Can you output the material exactly as written, minus any pictures it holds?

==== Supplied data

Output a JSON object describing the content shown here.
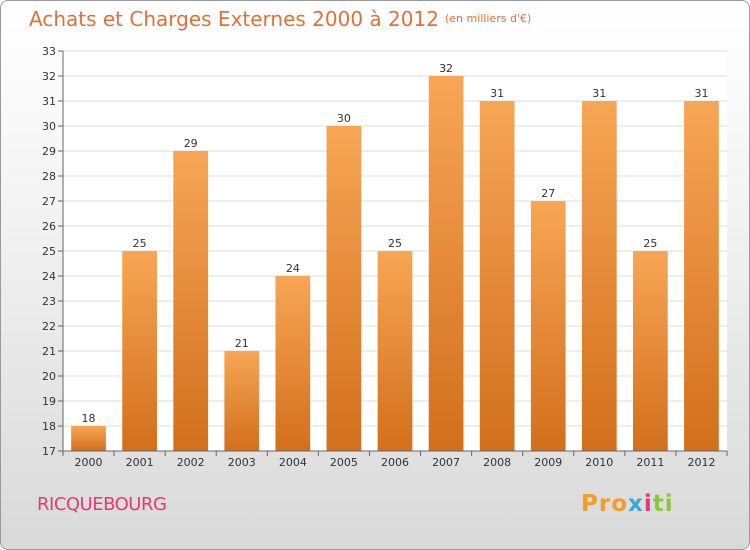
{
  "title": "Achats et Charges Externes 2000 à 2012",
  "subtitle": "(en milliers d'€)",
  "place": "RICQUEBOURG",
  "logo": {
    "p1": "Pro",
    "p2": "x",
    "p3": "i",
    "p4": "ti"
  },
  "colors": {
    "bar_top": "#f7a655",
    "bar_bottom": "#d26f1c",
    "title": "#e2703a",
    "place": "#e33a74"
  },
  "chart_data": {
    "type": "bar",
    "title": "Achats et Charges Externes 2000 à 2012",
    "subtitle": "(en milliers d'€)",
    "categories": [
      "2000",
      "2001",
      "2002",
      "2003",
      "2004",
      "2005",
      "2006",
      "2007",
      "2008",
      "2009",
      "2010",
      "2011",
      "2012"
    ],
    "values": [
      18,
      25,
      29,
      21,
      24,
      30,
      25,
      32,
      31,
      27,
      31,
      25,
      31
    ],
    "ylim": [
      17,
      33
    ],
    "yticks": [
      17,
      18,
      19,
      20,
      21,
      22,
      23,
      24,
      25,
      26,
      27,
      28,
      29,
      30,
      31,
      32,
      33
    ],
    "grid": true,
    "xlabel": "",
    "ylabel": ""
  }
}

========

_Finished answer_:
Output a JSON object describing the content shown here.
{
  "title": "Achats et Charges Externes 2000 à 2012",
  "subtitle": "(en milliers d'€)",
  "place": "RICQUEBOURG",
  "logo": {
    "p1": "Pro",
    "p2": "x",
    "p3": "i",
    "p4": "ti"
  },
  "colors": {
    "bar_top": "#f7a655",
    "bar_bottom": "#d26f1c",
    "title": "#e2703a",
    "place": "#e33a74"
  },
  "chart_data": {
    "type": "bar",
    "title": "Achats et Charges Externes 2000 à 2012",
    "subtitle": "(en milliers d'€)",
    "categories": [
      "2000",
      "2001",
      "2002",
      "2003",
      "2004",
      "2005",
      "2006",
      "2007",
      "2008",
      "2009",
      "2010",
      "2011",
      "2012"
    ],
    "values": [
      18,
      25,
      29,
      21,
      24,
      30,
      25,
      32,
      31,
      27,
      31,
      25,
      31
    ],
    "ylim": [
      17,
      33
    ],
    "yticks": [
      17,
      18,
      19,
      20,
      21,
      22,
      23,
      24,
      25,
      26,
      27,
      28,
      29,
      30,
      31,
      32,
      33
    ],
    "grid": true,
    "xlabel": "",
    "ylabel": ""
  }
}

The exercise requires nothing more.